Below are records. Count every line containing the word "Alpha" and give the number alone.

──────── Source material

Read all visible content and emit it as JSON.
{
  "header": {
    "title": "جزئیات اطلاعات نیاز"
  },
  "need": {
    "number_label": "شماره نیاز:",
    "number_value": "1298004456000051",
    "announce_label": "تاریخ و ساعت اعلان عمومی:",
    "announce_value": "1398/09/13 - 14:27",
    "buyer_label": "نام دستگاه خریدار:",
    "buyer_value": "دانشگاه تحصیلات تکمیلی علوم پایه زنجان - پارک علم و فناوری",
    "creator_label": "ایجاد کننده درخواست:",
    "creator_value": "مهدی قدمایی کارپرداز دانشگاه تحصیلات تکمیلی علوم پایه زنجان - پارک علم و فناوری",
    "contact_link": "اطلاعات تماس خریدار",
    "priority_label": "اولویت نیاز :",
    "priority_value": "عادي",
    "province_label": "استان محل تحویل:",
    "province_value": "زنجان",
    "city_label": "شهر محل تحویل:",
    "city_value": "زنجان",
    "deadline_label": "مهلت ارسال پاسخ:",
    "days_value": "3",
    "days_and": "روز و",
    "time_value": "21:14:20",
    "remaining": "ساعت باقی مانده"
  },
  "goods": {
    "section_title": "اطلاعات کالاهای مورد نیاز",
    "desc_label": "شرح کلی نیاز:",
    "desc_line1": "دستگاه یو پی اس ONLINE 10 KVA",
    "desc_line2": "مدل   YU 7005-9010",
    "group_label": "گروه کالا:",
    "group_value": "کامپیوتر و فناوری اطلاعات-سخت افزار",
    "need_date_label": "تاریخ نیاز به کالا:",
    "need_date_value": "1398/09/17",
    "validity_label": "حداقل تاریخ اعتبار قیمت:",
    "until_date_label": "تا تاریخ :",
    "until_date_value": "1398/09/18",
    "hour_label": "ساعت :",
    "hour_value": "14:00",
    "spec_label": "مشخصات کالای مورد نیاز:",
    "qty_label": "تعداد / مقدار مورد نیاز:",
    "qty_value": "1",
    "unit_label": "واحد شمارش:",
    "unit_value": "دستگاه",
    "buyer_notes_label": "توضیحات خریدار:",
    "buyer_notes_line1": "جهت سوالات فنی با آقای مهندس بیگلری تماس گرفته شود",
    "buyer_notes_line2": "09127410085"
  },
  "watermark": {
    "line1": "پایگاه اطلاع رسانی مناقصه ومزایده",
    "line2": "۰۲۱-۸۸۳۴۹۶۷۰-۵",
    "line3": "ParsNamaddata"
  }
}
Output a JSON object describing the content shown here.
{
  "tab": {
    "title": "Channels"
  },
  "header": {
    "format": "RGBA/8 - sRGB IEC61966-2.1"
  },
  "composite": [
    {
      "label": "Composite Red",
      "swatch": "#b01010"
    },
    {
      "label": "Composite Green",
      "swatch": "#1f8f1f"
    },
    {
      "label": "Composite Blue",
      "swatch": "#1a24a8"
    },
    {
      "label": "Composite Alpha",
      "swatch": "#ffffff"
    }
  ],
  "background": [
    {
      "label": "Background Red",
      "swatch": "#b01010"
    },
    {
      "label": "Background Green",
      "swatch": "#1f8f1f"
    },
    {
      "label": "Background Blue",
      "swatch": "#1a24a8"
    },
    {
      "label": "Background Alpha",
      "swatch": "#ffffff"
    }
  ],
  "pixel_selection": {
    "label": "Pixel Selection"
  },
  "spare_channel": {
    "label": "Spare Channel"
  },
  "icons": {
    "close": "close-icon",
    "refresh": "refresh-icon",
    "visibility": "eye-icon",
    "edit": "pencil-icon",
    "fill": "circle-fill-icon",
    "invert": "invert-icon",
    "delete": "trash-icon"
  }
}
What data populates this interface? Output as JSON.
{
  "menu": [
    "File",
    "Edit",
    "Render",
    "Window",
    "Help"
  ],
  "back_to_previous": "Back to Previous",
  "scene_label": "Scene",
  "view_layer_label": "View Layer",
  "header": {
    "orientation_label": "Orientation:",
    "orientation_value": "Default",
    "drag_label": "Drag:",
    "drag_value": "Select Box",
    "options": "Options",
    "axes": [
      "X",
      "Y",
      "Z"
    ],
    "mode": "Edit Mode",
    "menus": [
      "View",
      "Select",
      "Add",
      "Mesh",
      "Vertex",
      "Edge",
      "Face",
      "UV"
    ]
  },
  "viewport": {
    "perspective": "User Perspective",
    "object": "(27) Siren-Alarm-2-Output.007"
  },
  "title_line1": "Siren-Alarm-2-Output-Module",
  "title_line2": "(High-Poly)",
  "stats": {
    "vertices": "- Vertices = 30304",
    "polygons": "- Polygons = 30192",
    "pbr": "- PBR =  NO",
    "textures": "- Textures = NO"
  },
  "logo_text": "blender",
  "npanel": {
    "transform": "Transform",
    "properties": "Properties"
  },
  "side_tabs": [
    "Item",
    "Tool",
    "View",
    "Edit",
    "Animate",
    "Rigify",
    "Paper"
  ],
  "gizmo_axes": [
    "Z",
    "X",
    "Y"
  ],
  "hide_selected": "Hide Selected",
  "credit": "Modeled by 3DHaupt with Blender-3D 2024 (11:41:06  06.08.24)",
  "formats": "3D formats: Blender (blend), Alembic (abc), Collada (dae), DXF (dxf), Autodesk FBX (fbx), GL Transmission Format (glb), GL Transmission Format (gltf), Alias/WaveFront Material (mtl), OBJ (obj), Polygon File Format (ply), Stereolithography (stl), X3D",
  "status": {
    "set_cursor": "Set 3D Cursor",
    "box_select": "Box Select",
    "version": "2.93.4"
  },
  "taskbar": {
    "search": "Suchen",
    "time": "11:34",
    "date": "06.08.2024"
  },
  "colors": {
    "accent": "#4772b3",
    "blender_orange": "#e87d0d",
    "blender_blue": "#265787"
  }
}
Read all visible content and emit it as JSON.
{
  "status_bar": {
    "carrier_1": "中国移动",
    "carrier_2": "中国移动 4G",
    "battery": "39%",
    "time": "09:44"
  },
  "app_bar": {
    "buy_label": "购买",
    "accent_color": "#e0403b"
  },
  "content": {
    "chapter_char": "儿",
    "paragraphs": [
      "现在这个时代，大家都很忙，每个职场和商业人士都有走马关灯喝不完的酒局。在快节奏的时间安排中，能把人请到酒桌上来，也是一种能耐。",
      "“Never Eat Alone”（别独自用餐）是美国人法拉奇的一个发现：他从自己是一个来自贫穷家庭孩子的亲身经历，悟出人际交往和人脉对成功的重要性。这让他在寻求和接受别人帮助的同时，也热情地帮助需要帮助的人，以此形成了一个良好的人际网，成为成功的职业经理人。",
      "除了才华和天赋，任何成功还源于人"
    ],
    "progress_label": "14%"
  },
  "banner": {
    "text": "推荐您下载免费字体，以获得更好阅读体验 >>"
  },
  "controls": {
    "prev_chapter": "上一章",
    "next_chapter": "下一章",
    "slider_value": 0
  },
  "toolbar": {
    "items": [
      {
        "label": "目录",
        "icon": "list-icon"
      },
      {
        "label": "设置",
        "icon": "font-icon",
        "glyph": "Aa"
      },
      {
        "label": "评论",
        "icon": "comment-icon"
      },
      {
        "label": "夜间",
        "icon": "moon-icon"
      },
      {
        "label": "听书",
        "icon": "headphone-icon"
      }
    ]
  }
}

────────────────

Result of the task:
2